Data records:
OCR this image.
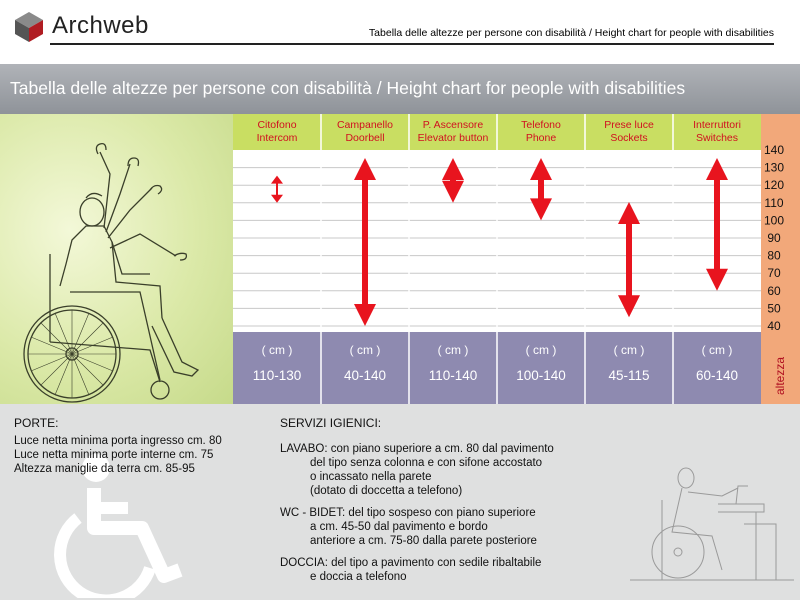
Archweb	Tabella delle altezze per persone con disabilità / Height chart for people with disabilities
Tabella delle altezze per persone con disabilità / Height chart for people with disabilities
140
130
120
110
100
90
80
70
60
50
40
altezza
Citofono
Intercom
( cm )
110-130
Campanello
Doorbell
( cm )
40-140
P. Ascensore
Elevator button
( cm )
110-140
Telefono
Phone
( cm )
100-140
Prese luce
Sockets
( cm )
45-115
Interruttori
Switches
( cm )
60-140
PORTE:
Luce netta minima porta ingresso cm. 80
Luce netta minima porte interne cm. 75
Altezza maniglie da terra cm. 85-95
SERVIZI IGIENICI:
LAVABO: con piano superiore a cm. 80 dal pavimento
del tipo senza colonna e con sifone accostato
o incassato nella parete
(dotato di doccetta a telefono)
WC - BIDET: del tipo sospeso con piano superiore
a cm. 45-50 dal pavimento e bordo
anteriore a cm. 75-80 dalla parete posteriore
DOCCIA: del tipo a pavimento con sedile ribaltabile
e doccia a telefono
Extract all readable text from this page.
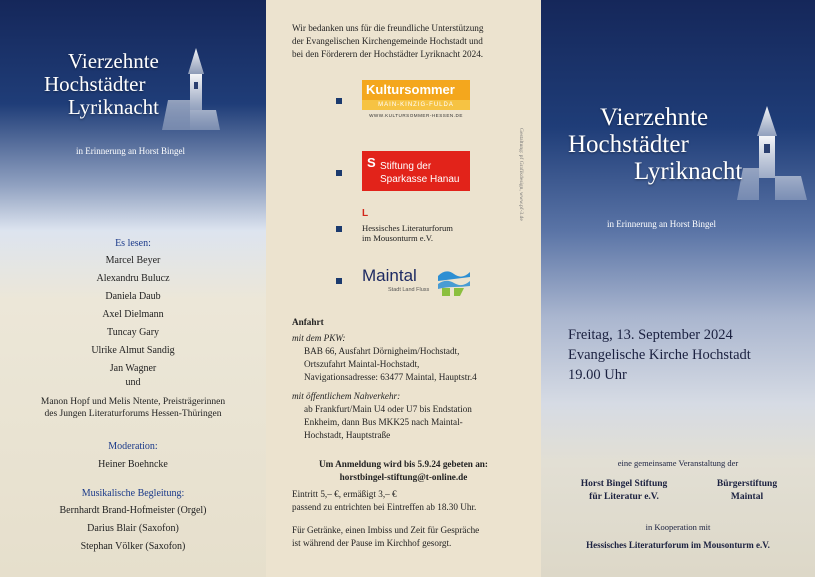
Vierzehnte
Hochstädter
Lyriknacht
in Erinnerung an Horst Bingel
Es lesen:
Marcel Beyer
Alexandru Bulucz
Daniela Daub
Axel Dielmann
Tuncay Gary
Ulrike Almut Sandig
Jan Wagner
und
Manon Hopf und Melis Ntente, Preisträgerinnen
des Jungen Literaturforums Hessen-Thüringen
Moderation:
Heiner Boehncke
Musikalische Begleitung:
Bernhardt Brand-Hofmeister (Orgel)
Darius Blair (Saxofon)
Stephan Völker (Saxofon)
Wir bedanken uns für die freundliche Unterstützung
der Evangelischen Kirchengemeinde Hochstadt und
bei den Förderern der Hochstädter Lyriknacht 2024.
Kultursommer
MAIN-KINZIG-FULDA
WWW.KULTURSOMMER-HESSEN.DE
S Stiftung der
Sparkasse Hanau
L
Hessisches Literaturforum
im Mousonturm e.V.
Maintal
Stadt Land Fluss
Gestaltung: pf Grafikdesign, www.pf-3.de
Anfahrt
mit dem PKW:
BAB 66, Ausfahrt Dörnigheim/Hochstadt,
Ortszufahrt Maintal-Hochstadt,
Navigationsadresse: 63477 Maintal, Hauptstr.4
mit öffentlichem Nahverkehr:
ab Frankfurt/Main U4 oder U7 bis Endstation
Enkheim, dann Bus MKK25 nach Maintal-
Hochstadt, Hauptstraße
Um Anmeldung wird bis 5.9.24 gebeten an:
horstbingel-stiftung@t-online.de
Eintritt 5,– €, ermäßigt 3,– €
passend zu entrichten bei Eintreffen ab 18.30 Uhr.
Für Getränke, einen Imbiss und Zeit für Gespräche
ist während der Pause im Kirchhof gesorgt.
Vierzehnte
Hochstädter
Lyriknacht
in Erinnerung an Horst Bingel
Freitag, 13. September 2024
Evangelische Kirche Hochstadt
19.00 Uhr
eine gemeinsame Veranstaltung der
Horst Bingel Stiftung
für Literatur e.V.
Bürgerstiftung
Maintal
in Kooperation mit
Hessisches Literaturforum im Mousonturm e.V.
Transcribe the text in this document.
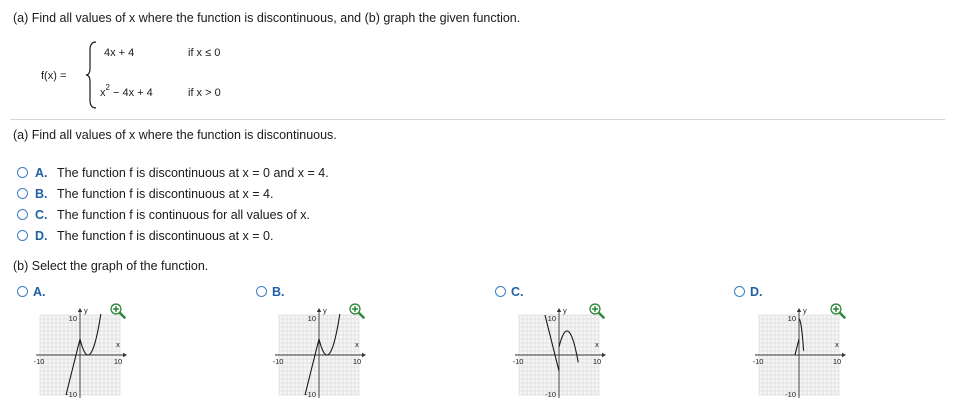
(a) Find all values of x where the function is discontinuous, and (b) graph the given function.
f(x) =
4x + 4	if x ≤ 0
$x^2 - 4x + 4$	if x > 0
(a) Find all values of x where the function is discontinuous.
A. The function f is discontinuous at x = 0 and x = 4.
B. The function f is discontinuous at x = 4.
C. The function f is continuous for all values of x.
D. The function f is discontinuous at x = 0.
(b) Select the graph of the function.
A.	B.	C.	D.
10
-10
-10	10
x
y
10
-10
-10	10
x
y
10
-10
-10	10
x
y
10
-10
-10	10
x
y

Stated task
From the entries above, pull out each line that includes "minima".

Task answer
Luce netta minima porta ingresso cm. 80
Luce netta minima porte interne cm. 75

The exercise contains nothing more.